Task data ▸
———

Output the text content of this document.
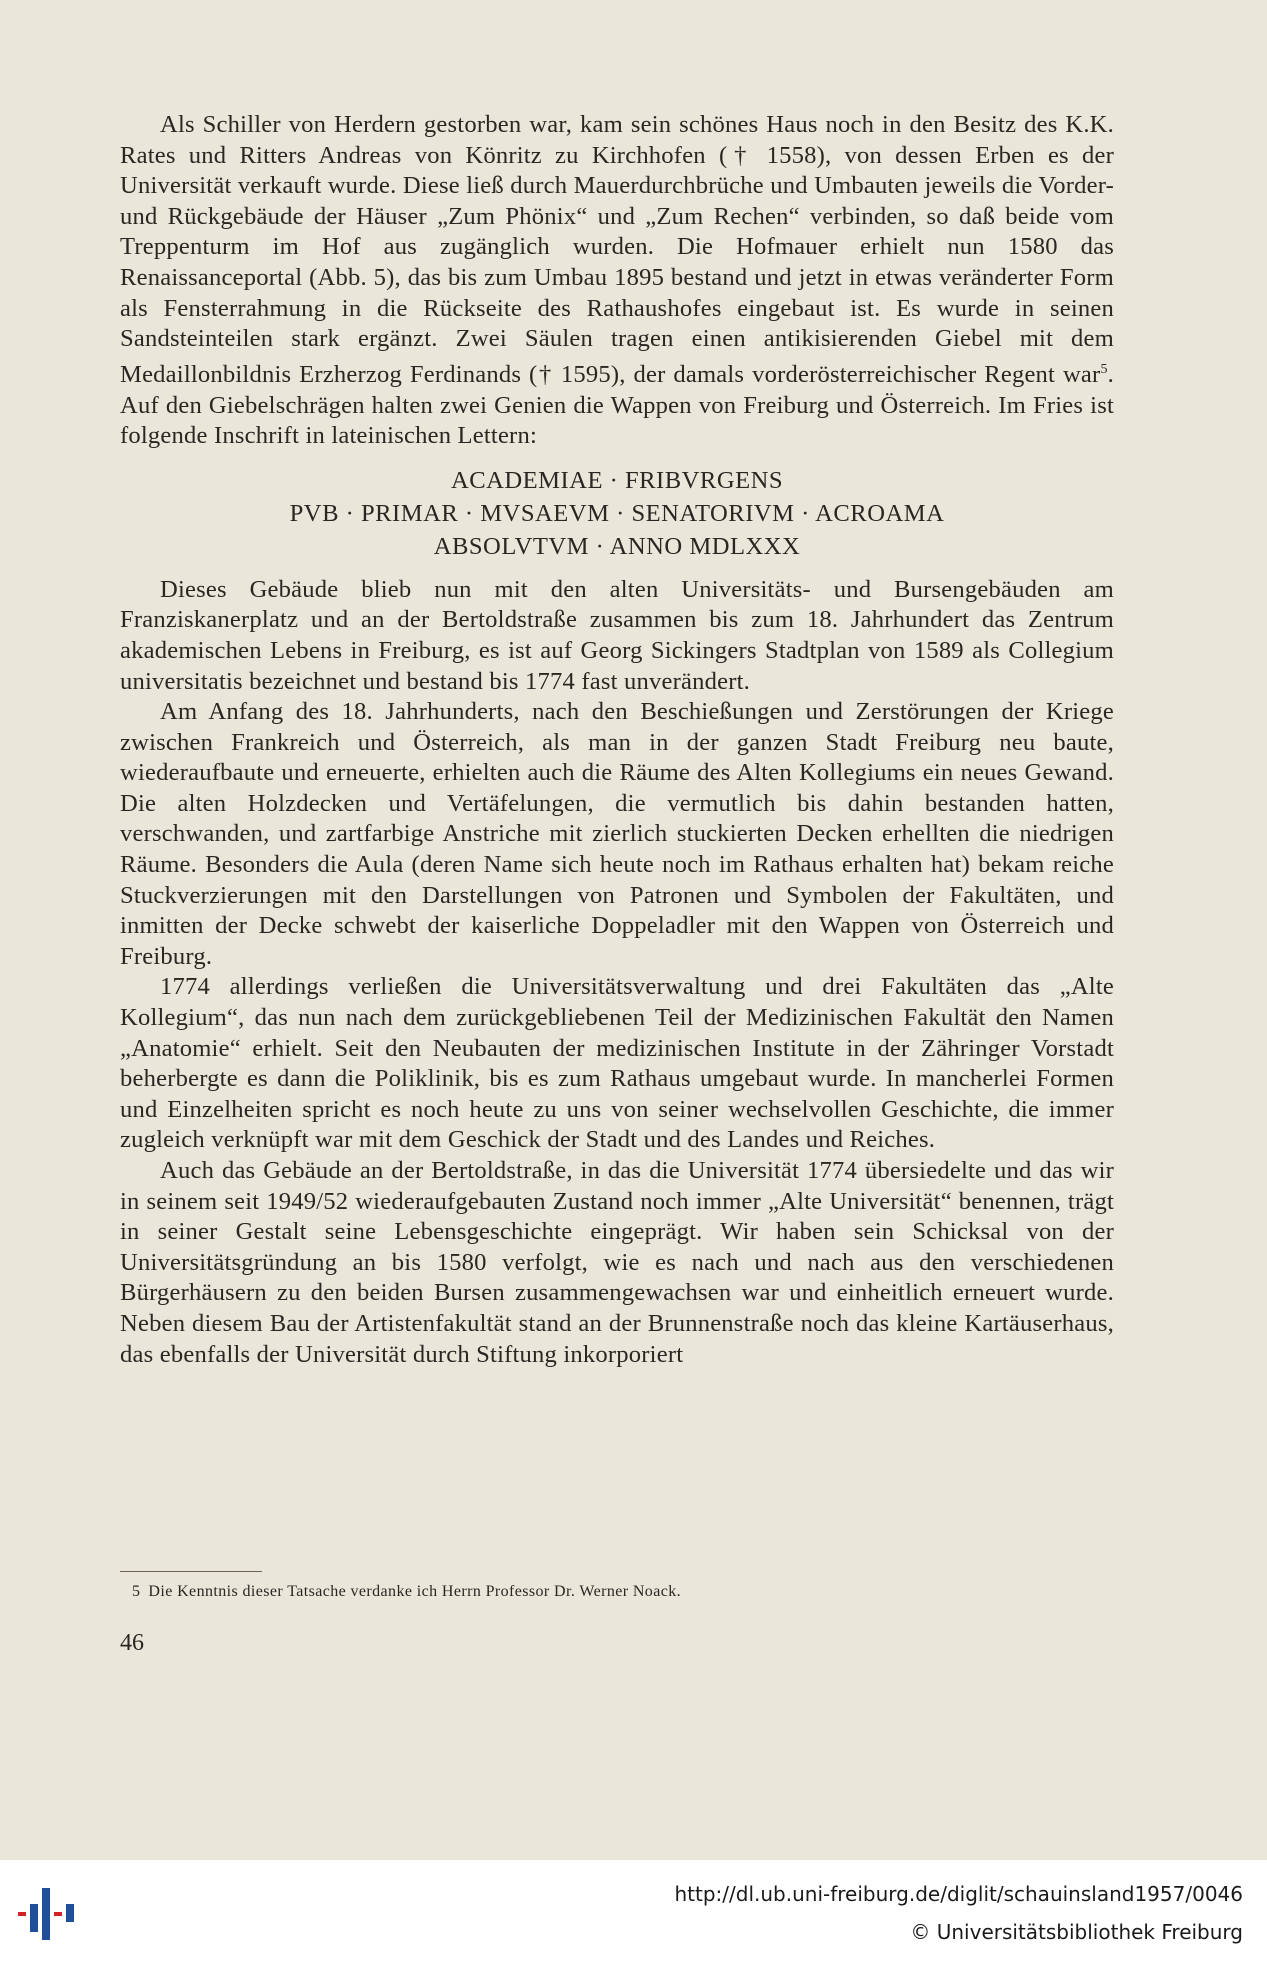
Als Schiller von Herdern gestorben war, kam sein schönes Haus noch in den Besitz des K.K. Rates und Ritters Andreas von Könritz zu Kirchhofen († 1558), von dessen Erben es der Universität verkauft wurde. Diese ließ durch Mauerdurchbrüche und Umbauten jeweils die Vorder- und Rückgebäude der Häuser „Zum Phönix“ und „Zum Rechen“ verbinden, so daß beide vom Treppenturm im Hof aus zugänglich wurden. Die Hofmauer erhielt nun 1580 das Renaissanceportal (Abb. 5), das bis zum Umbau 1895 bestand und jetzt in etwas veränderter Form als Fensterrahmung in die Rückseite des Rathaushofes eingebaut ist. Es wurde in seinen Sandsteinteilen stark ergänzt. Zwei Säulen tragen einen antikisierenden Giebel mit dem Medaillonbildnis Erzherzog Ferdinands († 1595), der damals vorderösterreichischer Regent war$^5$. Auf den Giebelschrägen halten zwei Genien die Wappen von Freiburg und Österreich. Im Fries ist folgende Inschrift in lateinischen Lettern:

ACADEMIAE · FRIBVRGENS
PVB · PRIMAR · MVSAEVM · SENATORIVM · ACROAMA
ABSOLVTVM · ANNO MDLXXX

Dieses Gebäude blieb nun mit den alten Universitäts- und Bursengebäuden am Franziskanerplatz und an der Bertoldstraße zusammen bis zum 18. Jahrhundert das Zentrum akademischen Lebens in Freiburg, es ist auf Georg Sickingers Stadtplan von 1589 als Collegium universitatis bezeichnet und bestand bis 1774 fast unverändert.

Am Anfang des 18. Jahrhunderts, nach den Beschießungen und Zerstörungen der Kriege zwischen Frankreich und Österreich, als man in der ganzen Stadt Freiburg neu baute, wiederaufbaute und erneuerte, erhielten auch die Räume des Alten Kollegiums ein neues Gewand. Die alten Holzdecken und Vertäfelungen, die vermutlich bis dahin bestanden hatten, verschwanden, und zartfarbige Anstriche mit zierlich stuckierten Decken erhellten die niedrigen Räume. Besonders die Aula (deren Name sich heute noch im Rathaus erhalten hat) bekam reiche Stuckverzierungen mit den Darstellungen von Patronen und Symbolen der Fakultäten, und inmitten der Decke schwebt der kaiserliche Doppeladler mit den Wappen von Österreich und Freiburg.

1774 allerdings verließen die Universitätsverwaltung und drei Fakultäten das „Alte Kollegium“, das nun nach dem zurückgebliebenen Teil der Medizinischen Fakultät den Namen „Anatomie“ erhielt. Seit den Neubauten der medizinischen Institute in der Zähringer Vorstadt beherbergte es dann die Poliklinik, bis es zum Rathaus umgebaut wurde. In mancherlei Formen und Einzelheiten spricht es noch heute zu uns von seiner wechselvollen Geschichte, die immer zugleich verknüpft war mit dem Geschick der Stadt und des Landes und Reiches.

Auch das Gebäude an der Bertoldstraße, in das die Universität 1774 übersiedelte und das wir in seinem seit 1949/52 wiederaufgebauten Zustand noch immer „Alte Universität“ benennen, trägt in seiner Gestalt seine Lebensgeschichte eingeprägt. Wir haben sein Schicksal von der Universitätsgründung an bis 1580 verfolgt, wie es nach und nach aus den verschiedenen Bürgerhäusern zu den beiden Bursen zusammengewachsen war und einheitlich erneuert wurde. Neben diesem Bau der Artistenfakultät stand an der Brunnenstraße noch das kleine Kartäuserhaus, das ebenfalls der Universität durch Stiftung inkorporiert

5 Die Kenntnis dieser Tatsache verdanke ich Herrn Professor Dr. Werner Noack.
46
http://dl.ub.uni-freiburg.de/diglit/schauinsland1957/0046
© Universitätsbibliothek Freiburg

———

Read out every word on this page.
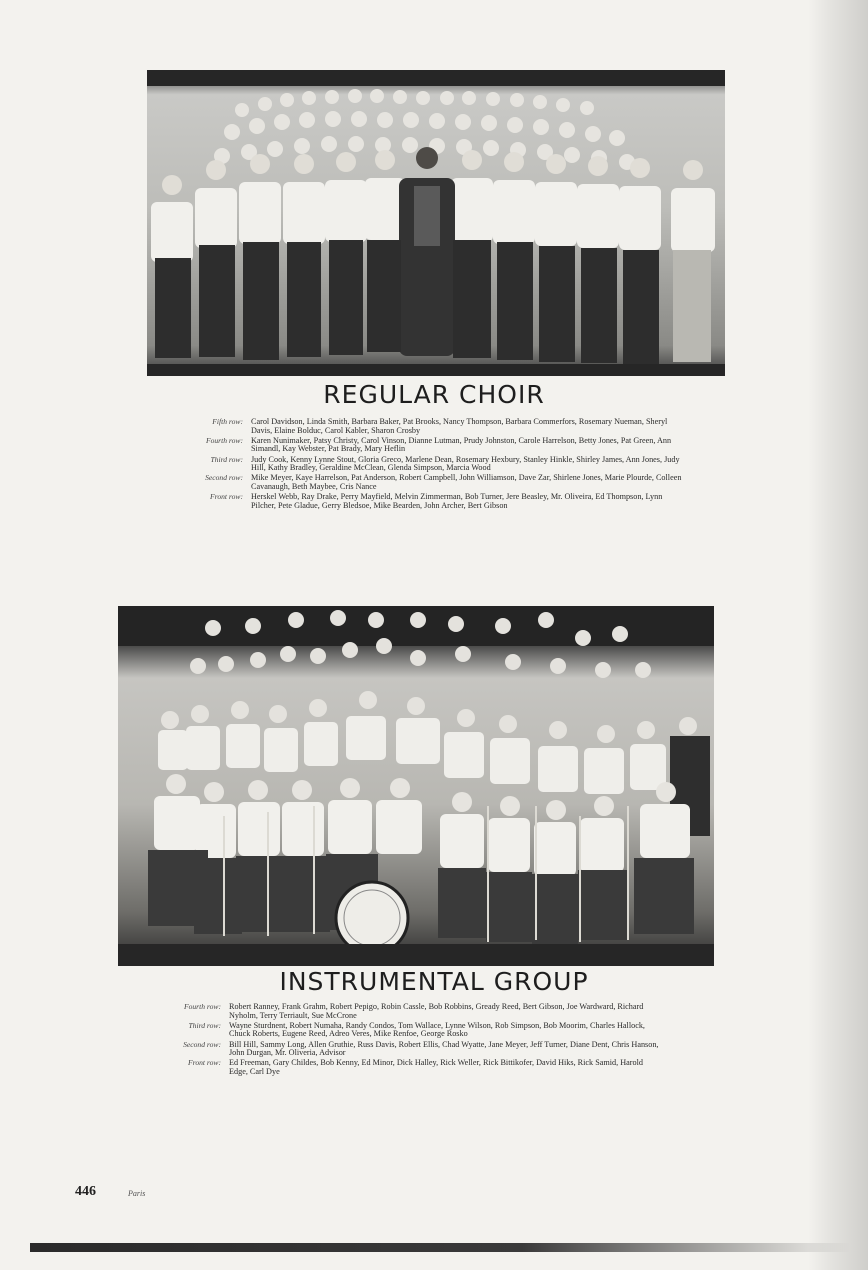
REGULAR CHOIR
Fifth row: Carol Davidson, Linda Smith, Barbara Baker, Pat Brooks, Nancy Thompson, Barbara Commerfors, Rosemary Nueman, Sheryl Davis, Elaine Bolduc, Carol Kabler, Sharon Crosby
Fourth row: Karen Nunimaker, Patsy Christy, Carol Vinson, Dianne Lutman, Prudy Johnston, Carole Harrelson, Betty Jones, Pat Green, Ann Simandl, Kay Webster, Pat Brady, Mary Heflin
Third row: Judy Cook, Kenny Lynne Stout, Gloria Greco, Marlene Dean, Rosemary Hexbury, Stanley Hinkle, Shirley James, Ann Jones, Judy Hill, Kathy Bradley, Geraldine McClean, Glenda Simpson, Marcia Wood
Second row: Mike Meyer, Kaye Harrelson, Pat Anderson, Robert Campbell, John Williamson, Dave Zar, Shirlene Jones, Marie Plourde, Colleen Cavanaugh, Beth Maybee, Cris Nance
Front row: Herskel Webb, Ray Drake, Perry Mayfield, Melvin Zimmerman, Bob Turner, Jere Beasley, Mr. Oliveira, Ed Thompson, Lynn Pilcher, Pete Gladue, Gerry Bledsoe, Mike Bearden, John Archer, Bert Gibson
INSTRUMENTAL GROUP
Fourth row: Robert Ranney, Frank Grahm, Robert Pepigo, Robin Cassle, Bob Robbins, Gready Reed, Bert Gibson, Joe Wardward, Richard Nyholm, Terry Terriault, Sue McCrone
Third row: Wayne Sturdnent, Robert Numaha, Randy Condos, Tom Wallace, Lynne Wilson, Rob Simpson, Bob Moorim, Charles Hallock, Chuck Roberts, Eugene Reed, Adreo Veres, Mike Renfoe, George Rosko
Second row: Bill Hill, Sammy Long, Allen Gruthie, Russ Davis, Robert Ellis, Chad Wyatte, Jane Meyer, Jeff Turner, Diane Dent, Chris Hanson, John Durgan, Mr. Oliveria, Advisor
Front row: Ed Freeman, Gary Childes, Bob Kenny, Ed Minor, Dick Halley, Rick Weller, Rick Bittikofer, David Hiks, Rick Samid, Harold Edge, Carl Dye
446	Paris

———

What to do ▸ What is the number of lines above that contain the string "Carol"? Answer with the number alone.

Solution below ▸ 2